> [REQUIREMENT]:
Print verbatim every line starting at the one that contains "OCR this image." and ending at the final line of the records; include both endpoints.
____
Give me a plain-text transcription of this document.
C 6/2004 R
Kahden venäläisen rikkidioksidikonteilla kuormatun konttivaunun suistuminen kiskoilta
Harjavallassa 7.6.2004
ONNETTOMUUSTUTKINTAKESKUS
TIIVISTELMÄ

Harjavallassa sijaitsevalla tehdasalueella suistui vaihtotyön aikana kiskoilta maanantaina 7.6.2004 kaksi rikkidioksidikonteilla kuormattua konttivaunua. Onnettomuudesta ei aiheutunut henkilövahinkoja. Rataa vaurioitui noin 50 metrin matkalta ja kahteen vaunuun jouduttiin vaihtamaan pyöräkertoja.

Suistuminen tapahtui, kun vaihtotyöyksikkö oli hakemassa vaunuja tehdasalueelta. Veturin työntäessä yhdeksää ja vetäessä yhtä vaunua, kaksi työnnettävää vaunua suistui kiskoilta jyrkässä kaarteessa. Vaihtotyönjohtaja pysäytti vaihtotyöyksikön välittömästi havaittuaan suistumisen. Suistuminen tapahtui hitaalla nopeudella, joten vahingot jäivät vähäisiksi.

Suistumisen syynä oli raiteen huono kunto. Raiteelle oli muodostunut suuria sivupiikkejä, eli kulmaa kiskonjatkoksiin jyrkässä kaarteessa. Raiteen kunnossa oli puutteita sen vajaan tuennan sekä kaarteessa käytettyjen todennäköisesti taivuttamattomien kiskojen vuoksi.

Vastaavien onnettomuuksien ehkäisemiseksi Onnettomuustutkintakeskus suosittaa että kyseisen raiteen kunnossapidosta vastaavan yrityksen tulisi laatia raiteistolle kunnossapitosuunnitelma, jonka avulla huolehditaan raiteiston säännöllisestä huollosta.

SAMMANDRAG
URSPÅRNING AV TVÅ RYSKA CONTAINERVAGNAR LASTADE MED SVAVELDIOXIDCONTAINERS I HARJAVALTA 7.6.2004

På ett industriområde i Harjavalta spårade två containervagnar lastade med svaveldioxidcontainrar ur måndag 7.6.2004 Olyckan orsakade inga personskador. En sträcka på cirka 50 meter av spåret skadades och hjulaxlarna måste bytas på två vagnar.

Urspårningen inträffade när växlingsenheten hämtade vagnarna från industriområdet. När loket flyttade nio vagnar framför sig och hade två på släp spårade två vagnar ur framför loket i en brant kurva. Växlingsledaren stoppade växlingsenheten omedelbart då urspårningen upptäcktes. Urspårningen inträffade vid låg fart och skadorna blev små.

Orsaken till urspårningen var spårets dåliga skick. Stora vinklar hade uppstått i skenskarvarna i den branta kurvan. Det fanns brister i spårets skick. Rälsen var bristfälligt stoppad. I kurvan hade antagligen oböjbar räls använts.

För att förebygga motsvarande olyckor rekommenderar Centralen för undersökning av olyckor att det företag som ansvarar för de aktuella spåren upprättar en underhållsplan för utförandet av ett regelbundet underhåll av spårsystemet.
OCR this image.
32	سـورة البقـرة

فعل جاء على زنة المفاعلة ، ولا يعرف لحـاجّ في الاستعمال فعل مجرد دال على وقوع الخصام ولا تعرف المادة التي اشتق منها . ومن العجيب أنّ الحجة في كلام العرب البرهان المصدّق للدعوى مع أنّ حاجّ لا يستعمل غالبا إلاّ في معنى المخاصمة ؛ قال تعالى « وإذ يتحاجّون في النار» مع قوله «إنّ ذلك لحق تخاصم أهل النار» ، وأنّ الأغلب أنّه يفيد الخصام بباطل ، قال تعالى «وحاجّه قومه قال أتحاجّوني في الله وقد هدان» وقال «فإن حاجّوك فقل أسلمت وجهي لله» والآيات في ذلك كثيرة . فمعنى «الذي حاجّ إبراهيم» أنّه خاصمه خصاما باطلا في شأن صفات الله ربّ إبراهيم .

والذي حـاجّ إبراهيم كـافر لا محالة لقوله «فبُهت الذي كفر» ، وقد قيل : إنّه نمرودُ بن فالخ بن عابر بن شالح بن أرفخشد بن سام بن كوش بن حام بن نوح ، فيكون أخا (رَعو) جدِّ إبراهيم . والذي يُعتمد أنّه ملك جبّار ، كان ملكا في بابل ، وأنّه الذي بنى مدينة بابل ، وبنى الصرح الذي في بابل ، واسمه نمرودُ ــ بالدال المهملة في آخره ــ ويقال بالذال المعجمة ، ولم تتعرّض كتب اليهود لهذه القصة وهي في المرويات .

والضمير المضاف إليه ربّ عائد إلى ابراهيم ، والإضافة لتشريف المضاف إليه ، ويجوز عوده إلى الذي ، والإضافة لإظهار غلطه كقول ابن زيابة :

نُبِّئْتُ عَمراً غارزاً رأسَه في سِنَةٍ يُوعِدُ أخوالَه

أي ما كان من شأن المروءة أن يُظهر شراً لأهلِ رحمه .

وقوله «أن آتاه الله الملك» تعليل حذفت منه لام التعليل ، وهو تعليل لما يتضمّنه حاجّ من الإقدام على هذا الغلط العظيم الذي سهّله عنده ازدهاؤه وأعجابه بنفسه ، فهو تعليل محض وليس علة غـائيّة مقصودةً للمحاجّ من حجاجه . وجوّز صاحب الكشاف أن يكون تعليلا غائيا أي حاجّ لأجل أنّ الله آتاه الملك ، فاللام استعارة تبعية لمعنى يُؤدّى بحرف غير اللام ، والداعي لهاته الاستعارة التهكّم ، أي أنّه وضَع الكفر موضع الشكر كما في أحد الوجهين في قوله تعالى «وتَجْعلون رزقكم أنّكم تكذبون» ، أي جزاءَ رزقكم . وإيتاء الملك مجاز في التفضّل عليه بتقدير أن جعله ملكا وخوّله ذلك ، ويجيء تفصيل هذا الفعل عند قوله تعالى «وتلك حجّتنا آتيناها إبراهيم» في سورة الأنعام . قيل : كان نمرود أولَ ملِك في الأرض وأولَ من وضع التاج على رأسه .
____
> [RESULT]:
OCR this image.
32	سـورة البقـرة

فعل جاء على زنة المفاعلة ، ولا يعرف لحـاجّ في الاستعمال فعل مجرد دال على وقوع الخصام ولا تعرف المادة التي اشتق منها . ومن العجيب أنّ الحجة في كلام العرب البرهان المصدّق للدعوى مع أنّ حاجّ لا يستعمل غالبا إلاّ في معنى المخاصمة ؛ قال تعالى « وإذ يتحاجّون في النار» مع قوله «إنّ ذلك لحق تخاصم أهل النار» ، وأنّ الأغلب أنّه يفيد الخصام بباطل ، قال تعالى «وحاجّه قومه قال أتحاجّوني في الله وقد هدان» وقال «فإن حاجّوك فقل أسلمت وجهي لله» والآيات في ذلك كثيرة . فمعنى «الذي حاجّ إبراهيم» أنّه خاصمه خصاما باطلا في شأن صفات الله ربّ إبراهيم .

والذي حـاجّ إبراهيم كـافر لا محالة لقوله «فبُهت الذي كفر» ، وقد قيل : إنّه نمرودُ بن فالخ بن عابر بن شالح بن أرفخشد بن سام بن كوش بن حام بن نوح ، فيكون أخا (رَعو) جدِّ إبراهيم . والذي يُعتمد أنّه ملك جبّار ، كان ملكا في بابل ، وأنّه الذي بنى مدينة بابل ، وبنى الصرح الذي في بابل ، واسمه نمرودُ ــ بالدال المهملة في آخره ــ ويقال بالذال المعجمة ، ولم تتعرّض كتب اليهود لهذه القصة وهي في المرويات .

والضمير المضاف إليه ربّ عائد إلى ابراهيم ، والإضافة لتشريف المضاف إليه ، ويجوز عوده إلى الذي ، والإضافة لإظهار غلطه كقول ابن زيابة :

نُبِّئْتُ عَمراً غارزاً رأسَه في سِنَةٍ يُوعِدُ أخوالَه

أي ما كان من شأن المروءة أن يُظهر شراً لأهلِ رحمه .

وقوله «أن آتاه الله الملك» تعليل حذفت منه لام التعليل ، وهو تعليل لما يتضمّنه حاجّ من الإقدام على هذا الغلط العظيم الذي سهّله عنده ازدهاؤه وأعجابه بنفسه ، فهو تعليل محض وليس علة غـائيّة مقصودةً للمحاجّ من حجاجه . وجوّز صاحب الكشاف أن يكون تعليلا غائيا أي حاجّ لأجل أنّ الله آتاه الملك ، فاللام استعارة تبعية لمعنى يُؤدّى بحرف غير اللام ، والداعي لهاته الاستعارة التهكّم ، أي أنّه وضَع الكفر موضع الشكر كما في أحد الوجهين في قوله تعالى «وتَجْعلون رزقكم أنّكم تكذبون» ، أي جزاءَ رزقكم . وإيتاء الملك مجاز في التفضّل عليه بتقدير أن جعله ملكا وخوّله ذلك ، ويجيء تفصيل هذا الفعل عند قوله تعالى «وتلك حجّتنا آتيناها إبراهيم» في سورة الأنعام . قيل : كان نمرود أولَ ملِك في الأرض وأولَ من وضع التاج على رأسه .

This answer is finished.